§ **Short exercise**: Print the entries that appear below, exactly as written and without their pictures.

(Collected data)
++++
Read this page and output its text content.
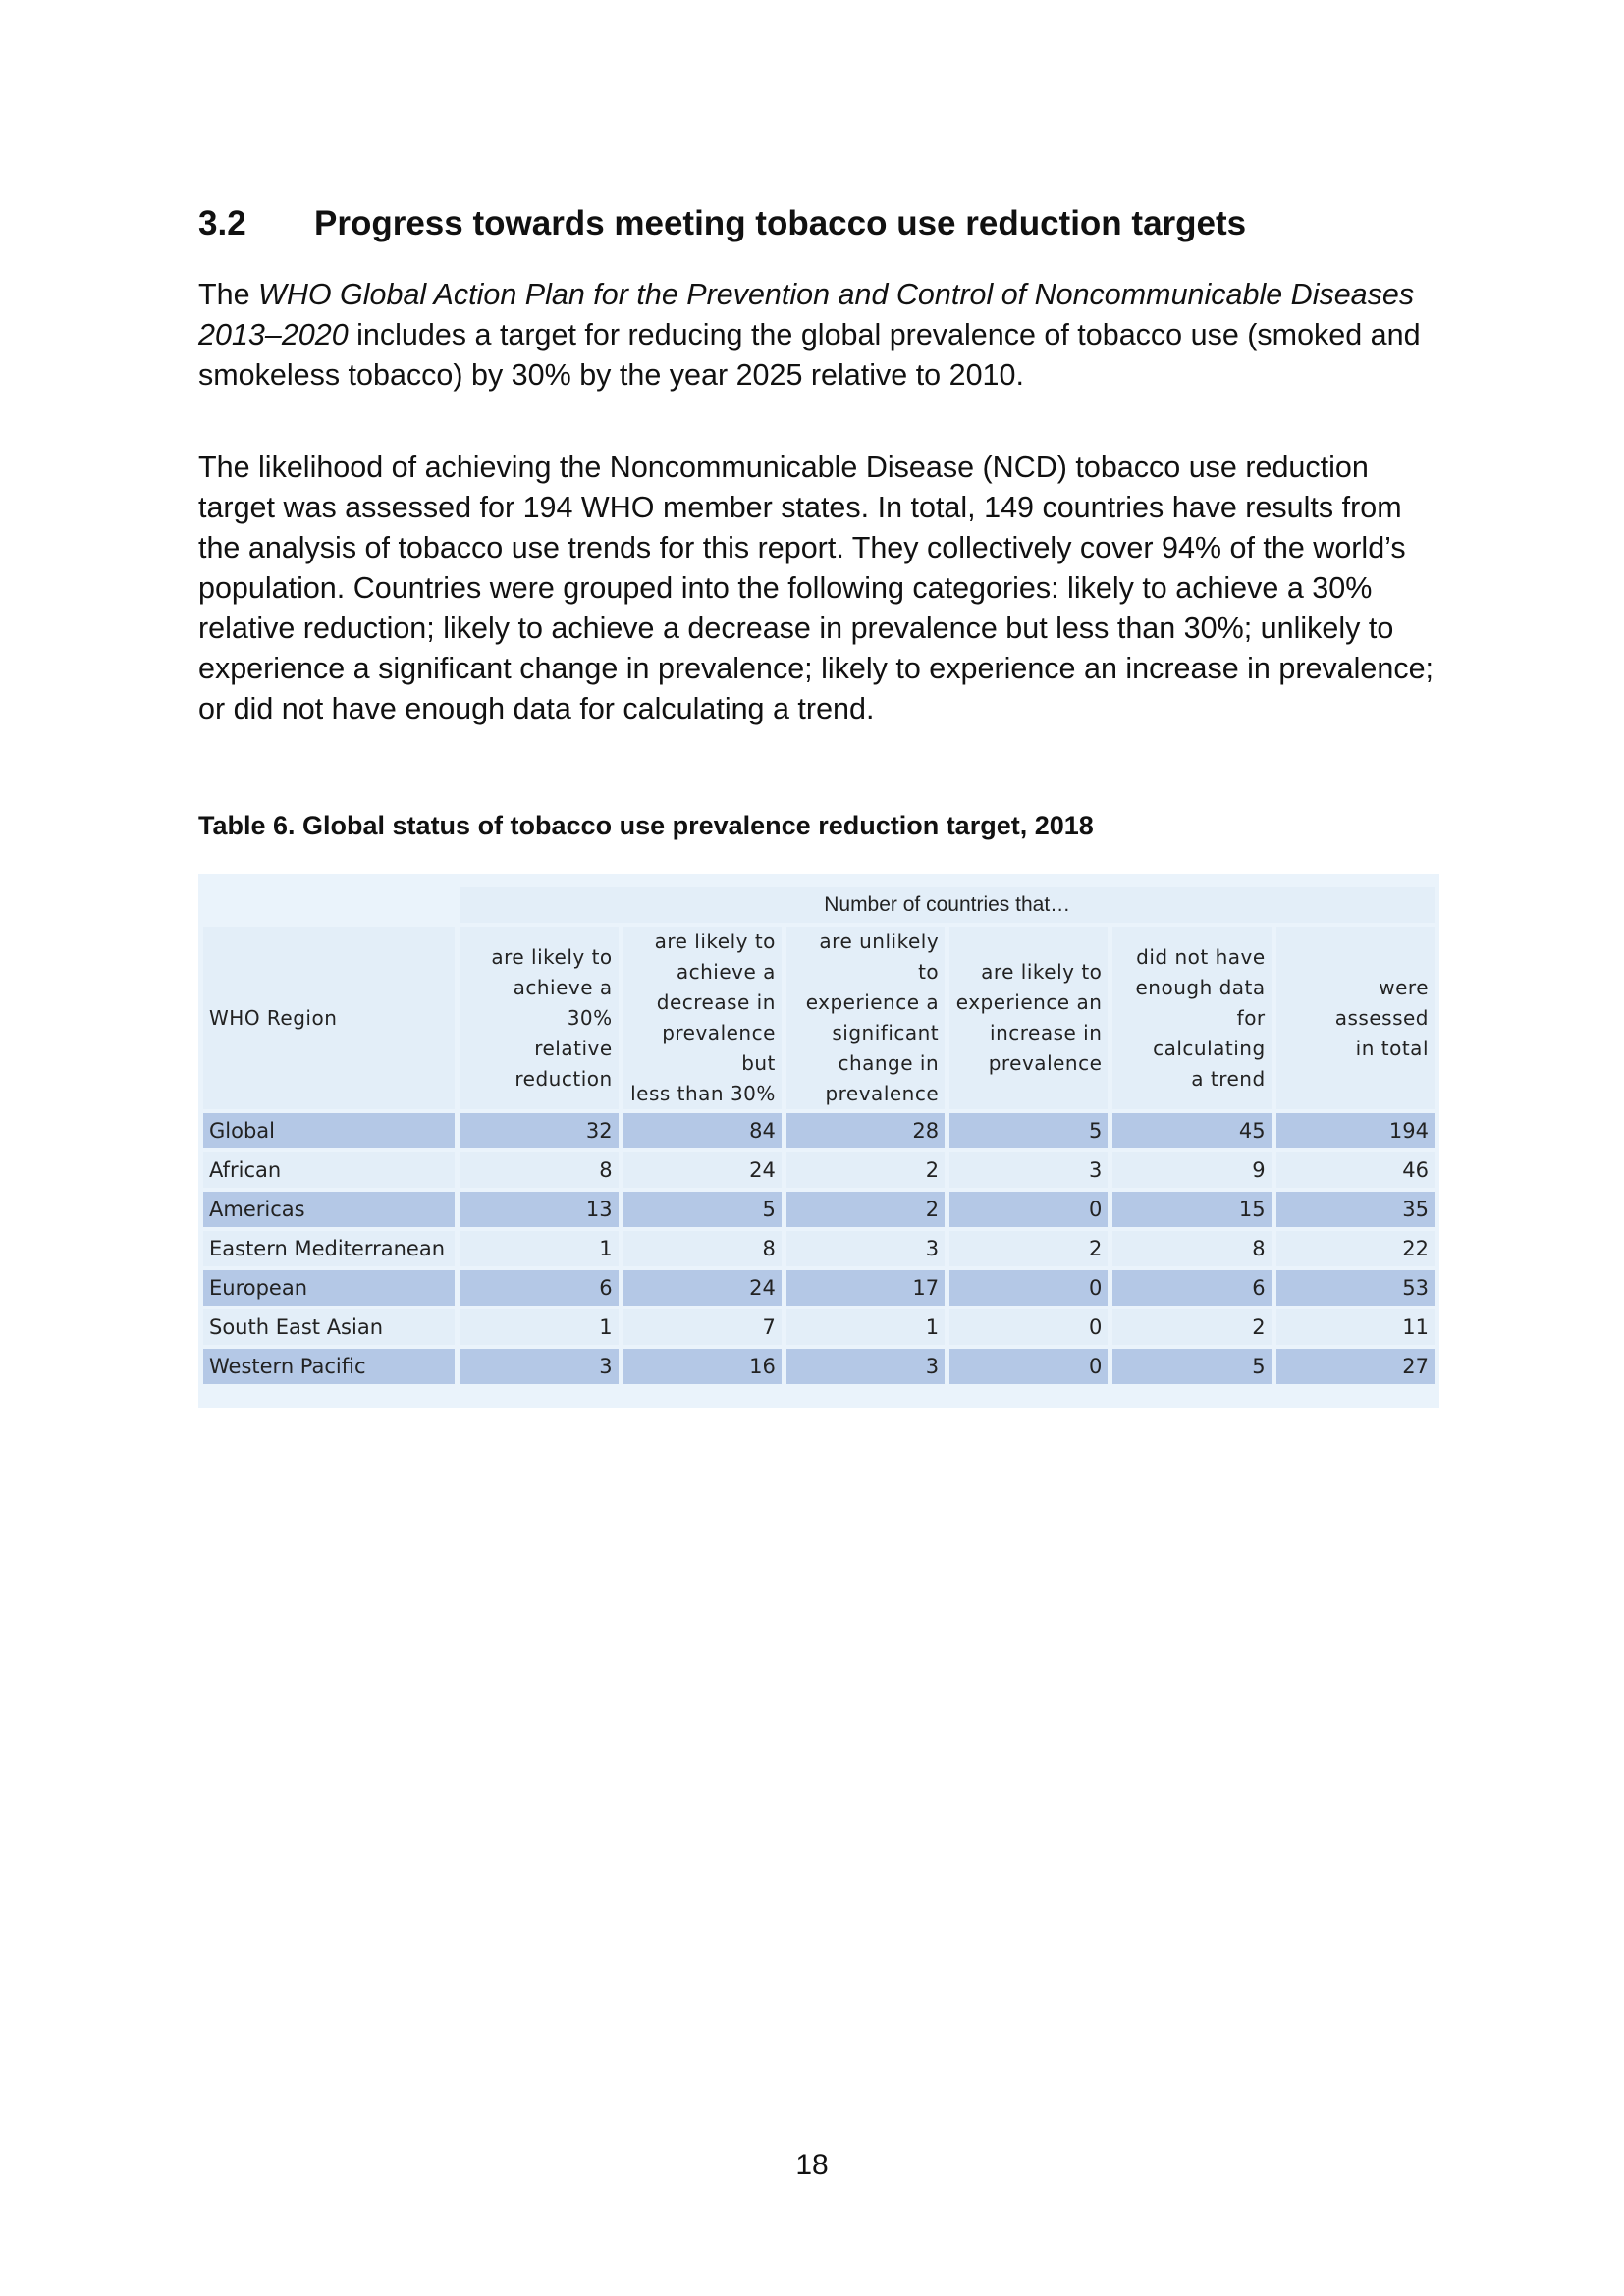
3.2 Progress towards meeting tobacco use reduction targets

The WHO Global Action Plan for the Prevention and Control of Noncommunicable Diseases 2013–2020 includes a target for reducing the global prevalence of tobacco use (smoked and smokeless tobacco) by 30% by the year 2025 relative to 2010.

The likelihood of achieving the Noncommunicable Disease (NCD) tobacco use reduction target was assessed for 194 WHO member states. In total, 149 countries have results from the analysis of tobacco use trends for this report. They collectively cover 94% of the world’s population. Countries were grouped into the following categories: likely to achieve a 30% relative reduction; likely to achieve a decrease in prevalence but less than 30%; unlikely to experience a significant change in prevalence; likely to experience an increase in prevalence; or did not have enough data for calculating a trend.

Table 6. Global status of tobacco use prevalence reduction target, 2018
	Number of countries that…					
WHO Region	are likely to
achieve a 30%
relative
reduction	are likely to
achieve a
decrease in
prevalence but
less than 30%	are unlikely to
experience a
significant
change in
prevalence	are likely to
experience an
increase in
prevalence	did not have
enough data
for calculating
a trend	were assessed
in total
Global	32	84	28	5	45	194
African	8	24	2	3	9	46
Americas	13	5	2	0	15	35
Eastern Mediterranean	1	8	3	2	8	22
European	6	24	17	0	6	53
South East Asian	1	7	1	0	2	11
Western Pacific	3	16	3	0	5	27
18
++++
§ **Worked solution**:
Read this page and output its text content.
3.2 Progress towards meeting tobacco use reduction targets

The WHO Global Action Plan for the Prevention and Control of Noncommunicable Diseases 2013–2020 includes a target for reducing the global prevalence of tobacco use (smoked and smokeless tobacco) by 30% by the year 2025 relative to 2010.

The likelihood of achieving the Noncommunicable Disease (NCD) tobacco use reduction target was assessed for 194 WHO member states. In total, 149 countries have results from the analysis of tobacco use trends for this report. They collectively cover 94% of the world’s population. Countries were grouped into the following categories: likely to achieve a 30% relative reduction; likely to achieve a decrease in prevalence but less than 30%; unlikely to experience a significant change in prevalence; likely to experience an increase in prevalence; or did not have enough data for calculating a trend.

Table 6. Global status of tobacco use prevalence reduction target, 2018
	Number of countries that…					
WHO Region	are likely to
achieve a 30%
relative
reduction	are likely to
achieve a
decrease in
prevalence but
less than 30%	are unlikely to
experience a
significant
change in
prevalence	are likely to
experience an
increase in
prevalence	did not have
enough data
for calculating
a trend	were assessed
in total
Global	32	84	28	5	45	194
African	8	24	2	3	9	46
Americas	13	5	2	0	15	35
Eastern Mediterranean	1	8	3	2	8	22
European	6	24	17	0	6	53
South East Asian	1	7	1	0	2	11
Western Pacific	3	16	3	0	5	27
18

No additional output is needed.